__AIM__:
Identify and reproduce every line holding the string "fragment".

__MATERIAL PROVIDED__:
────────────────────
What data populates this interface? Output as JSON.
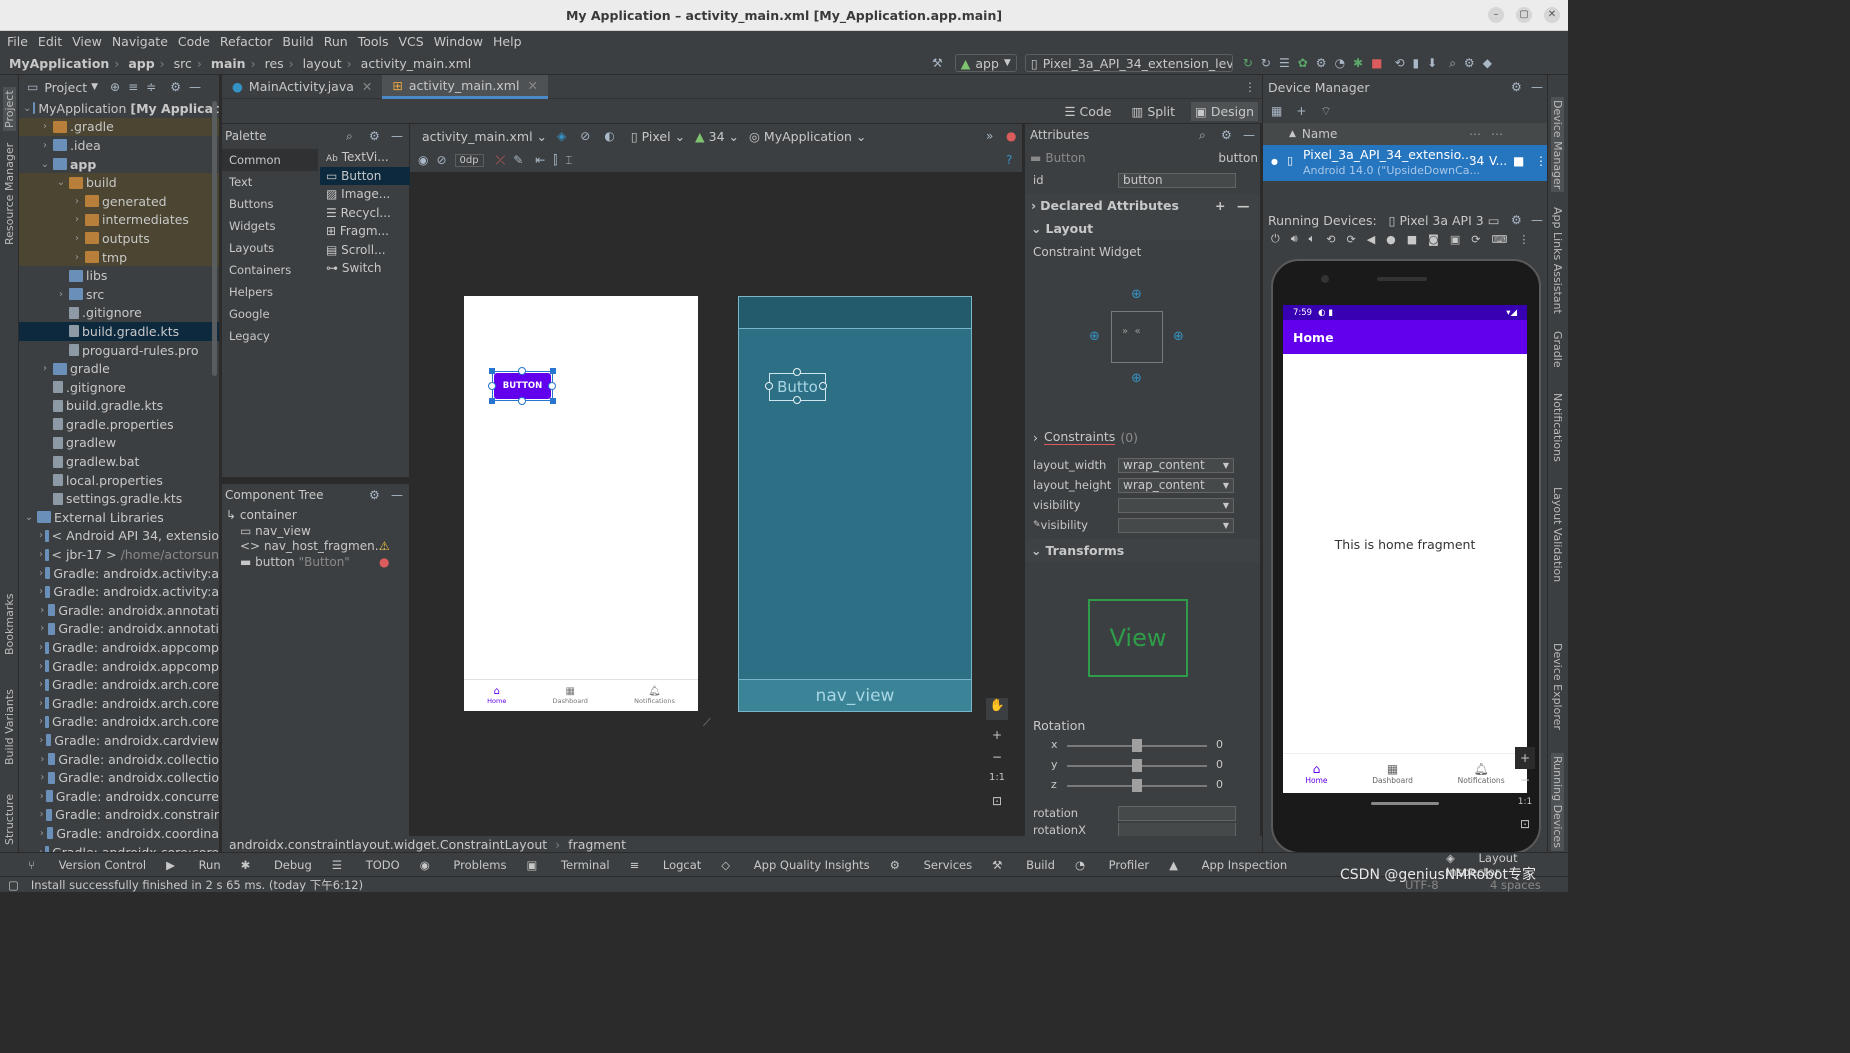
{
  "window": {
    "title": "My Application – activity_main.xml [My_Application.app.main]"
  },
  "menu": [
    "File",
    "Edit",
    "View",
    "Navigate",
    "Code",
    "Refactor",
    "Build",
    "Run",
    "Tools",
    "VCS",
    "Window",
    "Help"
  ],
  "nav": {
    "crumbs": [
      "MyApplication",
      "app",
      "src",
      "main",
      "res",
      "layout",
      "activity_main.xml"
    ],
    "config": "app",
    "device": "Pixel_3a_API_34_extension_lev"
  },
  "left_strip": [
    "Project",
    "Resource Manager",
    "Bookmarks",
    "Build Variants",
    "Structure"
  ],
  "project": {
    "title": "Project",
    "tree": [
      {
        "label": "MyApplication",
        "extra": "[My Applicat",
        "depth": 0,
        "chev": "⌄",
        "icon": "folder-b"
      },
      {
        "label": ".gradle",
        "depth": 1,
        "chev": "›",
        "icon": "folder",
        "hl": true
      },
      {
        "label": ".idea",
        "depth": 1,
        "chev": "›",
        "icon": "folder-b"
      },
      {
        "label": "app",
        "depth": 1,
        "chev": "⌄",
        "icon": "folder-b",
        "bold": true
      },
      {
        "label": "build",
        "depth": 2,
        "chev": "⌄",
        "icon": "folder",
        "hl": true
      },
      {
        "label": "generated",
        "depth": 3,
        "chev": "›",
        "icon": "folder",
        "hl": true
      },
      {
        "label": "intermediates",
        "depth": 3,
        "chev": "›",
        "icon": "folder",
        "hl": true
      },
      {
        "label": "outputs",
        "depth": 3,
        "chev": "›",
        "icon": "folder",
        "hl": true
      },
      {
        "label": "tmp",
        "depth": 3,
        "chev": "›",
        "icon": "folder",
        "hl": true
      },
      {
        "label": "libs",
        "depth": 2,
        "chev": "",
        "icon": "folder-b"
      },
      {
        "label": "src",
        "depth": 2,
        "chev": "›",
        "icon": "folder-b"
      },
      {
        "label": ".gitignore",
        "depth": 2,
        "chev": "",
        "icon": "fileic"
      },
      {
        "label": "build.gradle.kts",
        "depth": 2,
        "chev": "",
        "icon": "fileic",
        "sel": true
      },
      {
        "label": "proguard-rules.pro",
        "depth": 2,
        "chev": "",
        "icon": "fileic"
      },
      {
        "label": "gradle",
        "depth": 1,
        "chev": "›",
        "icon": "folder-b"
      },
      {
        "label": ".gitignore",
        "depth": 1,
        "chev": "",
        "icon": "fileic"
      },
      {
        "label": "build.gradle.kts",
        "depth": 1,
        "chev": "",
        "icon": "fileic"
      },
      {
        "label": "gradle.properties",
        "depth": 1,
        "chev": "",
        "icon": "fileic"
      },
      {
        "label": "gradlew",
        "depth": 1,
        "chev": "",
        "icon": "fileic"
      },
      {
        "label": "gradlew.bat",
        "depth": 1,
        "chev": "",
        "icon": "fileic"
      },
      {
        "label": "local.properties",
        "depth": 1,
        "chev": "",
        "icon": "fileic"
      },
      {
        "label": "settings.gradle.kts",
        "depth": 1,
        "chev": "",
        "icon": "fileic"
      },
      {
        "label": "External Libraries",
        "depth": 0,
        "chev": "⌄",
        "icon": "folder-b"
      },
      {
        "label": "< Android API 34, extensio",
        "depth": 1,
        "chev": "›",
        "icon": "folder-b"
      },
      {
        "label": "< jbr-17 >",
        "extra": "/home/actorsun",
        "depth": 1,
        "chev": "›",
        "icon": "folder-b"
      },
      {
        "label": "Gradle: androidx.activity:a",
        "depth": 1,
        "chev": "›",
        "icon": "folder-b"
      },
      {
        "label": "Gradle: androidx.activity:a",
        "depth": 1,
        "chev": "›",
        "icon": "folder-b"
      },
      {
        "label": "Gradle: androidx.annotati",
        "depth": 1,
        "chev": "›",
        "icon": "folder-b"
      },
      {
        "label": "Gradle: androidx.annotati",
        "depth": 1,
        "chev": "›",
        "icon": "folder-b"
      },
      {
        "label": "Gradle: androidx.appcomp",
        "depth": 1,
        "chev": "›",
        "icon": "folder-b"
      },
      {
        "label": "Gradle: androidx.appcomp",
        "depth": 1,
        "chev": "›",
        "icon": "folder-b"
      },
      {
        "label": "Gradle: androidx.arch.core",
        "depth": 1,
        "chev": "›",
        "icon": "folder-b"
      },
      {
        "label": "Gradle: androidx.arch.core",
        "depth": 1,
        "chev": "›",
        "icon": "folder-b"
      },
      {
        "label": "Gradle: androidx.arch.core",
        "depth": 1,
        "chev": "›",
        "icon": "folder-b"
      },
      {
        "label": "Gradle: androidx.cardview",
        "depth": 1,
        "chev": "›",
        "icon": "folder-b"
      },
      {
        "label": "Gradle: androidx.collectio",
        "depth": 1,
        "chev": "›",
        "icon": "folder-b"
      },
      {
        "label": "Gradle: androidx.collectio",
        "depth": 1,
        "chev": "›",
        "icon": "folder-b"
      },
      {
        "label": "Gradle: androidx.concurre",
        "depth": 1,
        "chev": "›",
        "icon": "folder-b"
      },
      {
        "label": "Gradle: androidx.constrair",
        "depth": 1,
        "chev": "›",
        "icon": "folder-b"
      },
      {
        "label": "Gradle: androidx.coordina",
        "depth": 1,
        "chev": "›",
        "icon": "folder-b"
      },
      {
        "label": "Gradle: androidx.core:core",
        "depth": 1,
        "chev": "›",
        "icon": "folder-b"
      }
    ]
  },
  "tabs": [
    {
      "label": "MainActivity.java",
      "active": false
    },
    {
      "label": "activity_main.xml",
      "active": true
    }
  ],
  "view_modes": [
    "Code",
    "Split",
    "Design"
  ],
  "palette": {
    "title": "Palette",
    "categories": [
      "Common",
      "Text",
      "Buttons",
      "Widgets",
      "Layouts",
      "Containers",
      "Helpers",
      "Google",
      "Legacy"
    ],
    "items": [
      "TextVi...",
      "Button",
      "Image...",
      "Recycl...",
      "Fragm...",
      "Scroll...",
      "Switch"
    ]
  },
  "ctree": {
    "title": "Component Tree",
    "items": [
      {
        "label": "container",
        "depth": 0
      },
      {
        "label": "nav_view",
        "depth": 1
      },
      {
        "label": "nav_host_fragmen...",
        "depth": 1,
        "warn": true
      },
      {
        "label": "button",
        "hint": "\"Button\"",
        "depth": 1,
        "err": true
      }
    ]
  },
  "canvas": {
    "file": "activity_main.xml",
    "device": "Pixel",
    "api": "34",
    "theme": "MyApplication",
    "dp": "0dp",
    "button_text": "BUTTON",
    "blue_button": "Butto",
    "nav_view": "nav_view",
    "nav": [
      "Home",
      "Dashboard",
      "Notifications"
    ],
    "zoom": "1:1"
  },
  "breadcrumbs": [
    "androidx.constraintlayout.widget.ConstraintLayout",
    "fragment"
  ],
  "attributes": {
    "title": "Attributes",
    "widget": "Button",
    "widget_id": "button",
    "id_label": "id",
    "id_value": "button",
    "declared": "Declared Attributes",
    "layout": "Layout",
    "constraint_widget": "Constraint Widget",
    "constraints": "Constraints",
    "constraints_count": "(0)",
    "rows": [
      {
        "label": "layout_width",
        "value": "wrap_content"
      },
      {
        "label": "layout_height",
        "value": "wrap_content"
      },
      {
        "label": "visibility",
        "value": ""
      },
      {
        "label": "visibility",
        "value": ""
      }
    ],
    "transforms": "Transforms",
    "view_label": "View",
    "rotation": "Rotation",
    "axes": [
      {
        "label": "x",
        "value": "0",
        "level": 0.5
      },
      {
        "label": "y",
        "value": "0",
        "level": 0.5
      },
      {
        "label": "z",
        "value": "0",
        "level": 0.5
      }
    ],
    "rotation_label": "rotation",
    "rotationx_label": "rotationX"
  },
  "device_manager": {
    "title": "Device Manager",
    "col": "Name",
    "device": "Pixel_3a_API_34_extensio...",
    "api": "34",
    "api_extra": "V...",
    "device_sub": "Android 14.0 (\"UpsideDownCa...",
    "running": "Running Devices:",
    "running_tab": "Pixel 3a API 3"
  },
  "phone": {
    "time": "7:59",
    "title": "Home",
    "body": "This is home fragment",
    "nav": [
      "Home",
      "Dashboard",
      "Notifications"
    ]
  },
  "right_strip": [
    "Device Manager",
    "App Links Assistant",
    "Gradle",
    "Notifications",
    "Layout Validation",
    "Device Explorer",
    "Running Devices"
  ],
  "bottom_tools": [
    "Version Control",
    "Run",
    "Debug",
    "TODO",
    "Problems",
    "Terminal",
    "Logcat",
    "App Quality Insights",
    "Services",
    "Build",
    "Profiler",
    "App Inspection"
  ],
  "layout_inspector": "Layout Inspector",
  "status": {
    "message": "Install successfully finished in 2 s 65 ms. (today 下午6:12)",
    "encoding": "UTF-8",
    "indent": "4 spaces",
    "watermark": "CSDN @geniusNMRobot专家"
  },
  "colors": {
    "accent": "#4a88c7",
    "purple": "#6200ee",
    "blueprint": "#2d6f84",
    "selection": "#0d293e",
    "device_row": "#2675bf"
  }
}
────────────────────
__ANSWER TO THIS EXERCISE__:
    "fragment"
    "body": "This is home fragment",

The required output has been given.